== DATASET ENTRIES ==

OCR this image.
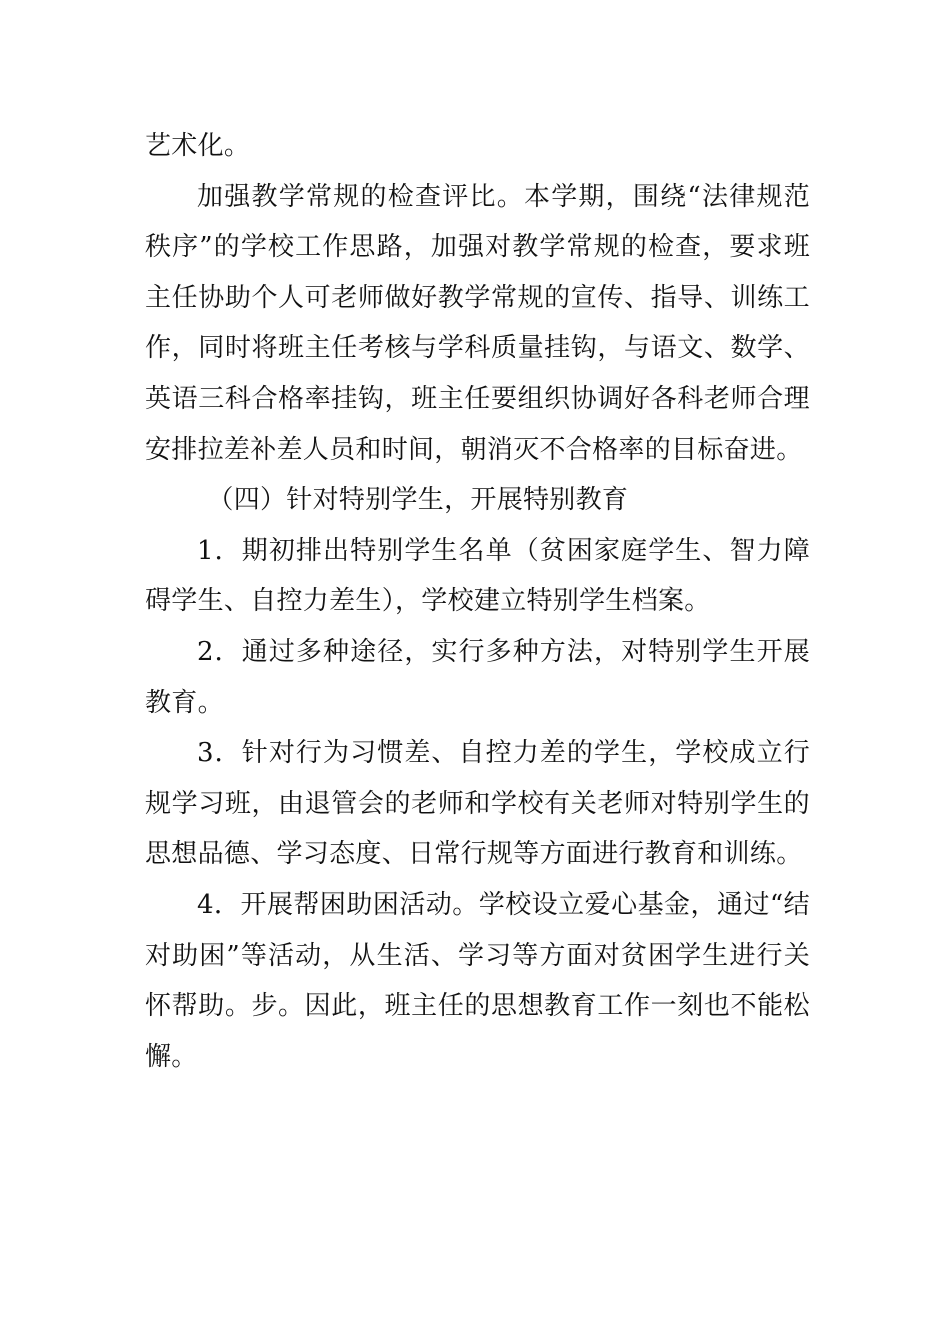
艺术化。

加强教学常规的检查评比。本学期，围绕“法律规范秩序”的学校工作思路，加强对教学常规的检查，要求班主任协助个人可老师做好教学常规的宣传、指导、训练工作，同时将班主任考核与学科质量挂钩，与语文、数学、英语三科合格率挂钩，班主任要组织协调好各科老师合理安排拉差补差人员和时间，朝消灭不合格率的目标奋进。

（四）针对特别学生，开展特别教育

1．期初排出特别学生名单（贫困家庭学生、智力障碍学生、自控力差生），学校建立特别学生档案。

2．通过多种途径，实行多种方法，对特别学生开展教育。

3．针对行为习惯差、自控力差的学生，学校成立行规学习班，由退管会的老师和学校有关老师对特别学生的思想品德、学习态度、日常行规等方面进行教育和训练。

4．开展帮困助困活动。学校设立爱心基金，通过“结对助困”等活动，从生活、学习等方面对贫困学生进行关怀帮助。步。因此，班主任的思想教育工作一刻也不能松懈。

===

Pictures stay out; reproduce every line of the records exactly.

OCR this image.
艺术化。

加强教学常规的检查评比。本学期，围绕“法律规范秩序”的学校工作思路，加强对教学常规的检查，要求班主任协助个人可老师做好教学常规的宣传、指导、训练工作，同时将班主任考核与学科质量挂钩，与语文、数学、英语三科合格率挂钩，班主任要组织协调好各科老师合理安排拉差补差人员和时间，朝消灭不合格率的目标奋进。

（四）针对特别学生，开展特别教育

1．期初排出特别学生名单（贫困家庭学生、智力障碍学生、自控力差生），学校建立特别学生档案。

2．通过多种途径，实行多种方法，对特别学生开展教育。

3．针对行为习惯差、自控力差的学生，学校成立行规学习班，由退管会的老师和学校有关老师对特别学生的思想品德、学习态度、日常行规等方面进行教育和训练。

4．开展帮困助困活动。学校设立爱心基金，通过“结对助困”等活动，从生活、学习等方面对贫困学生进行关怀帮助。步。因此，班主任的思想教育工作一刻也不能松懈。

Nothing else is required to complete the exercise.